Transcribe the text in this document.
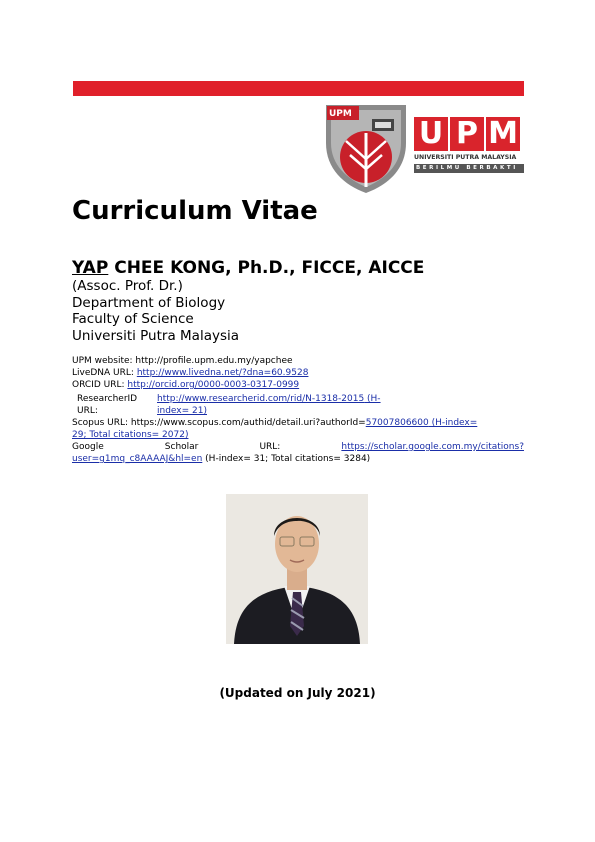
UPM
U P M
UNIVERSITI PUTRA MALAYSIA
BERILMU BERBAKTI
Curriculum Vitae
YAP CHEE KONG, Ph.D., FICCE, AICCE
(Assoc. Prof. Dr.)
Department of Biology
Faculty of Science
Universiti Putra Malaysia
UPM website: http://profile.upm.edu.my/yapchee
LiveDNA URL: http://www.livedna.net/?dna=60.9528
ORCID URL: http://orcid.org/0000-0003-0317-0999
ResearcherID
URL:
http://www.researcherid.com/rid/N-1318-2015 (H-
index= 21)
Scopus URL: https://www.scopus.com/authid/detail.uri?authorId=57007806600 (H-index=
29; Total citations= 2072)
Google	Scholar	URL:	https://scholar.google.com.my/citations?
user=g1mq_c8AAAAJ&hl=en (H-index= 31; Total citations= 3284)
(Updated on July 2021)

◆ **WORK TO DO**: Return the entries unchanged, save for the pictures, which do not belong in the copy.

◆ **EXERCISE RESPONSE**:
Transcribe the text in this document.
UPM
U P M
UNIVERSITI PUTRA MALAYSIA
BERILMU BERBAKTI
Curriculum Vitae
YAP CHEE KONG, Ph.D., FICCE, AICCE
(Assoc. Prof. Dr.)
Department of Biology
Faculty of Science
Universiti Putra Malaysia
UPM website: http://profile.upm.edu.my/yapchee
LiveDNA URL: http://www.livedna.net/?dna=60.9528
ORCID URL: http://orcid.org/0000-0003-0317-0999
ResearcherID
URL:
http://www.researcherid.com/rid/N-1318-2015 (H-
index= 21)
Scopus URL: https://www.scopus.com/authid/detail.uri?authorId=57007806600 (H-index=
29; Total citations= 2072)
Google	Scholar	URL:	https://scholar.google.com.my/citations?
user=g1mq_c8AAAAJ&hl=en (H-index= 31; Total citations= 3284)
(Updated on July 2021)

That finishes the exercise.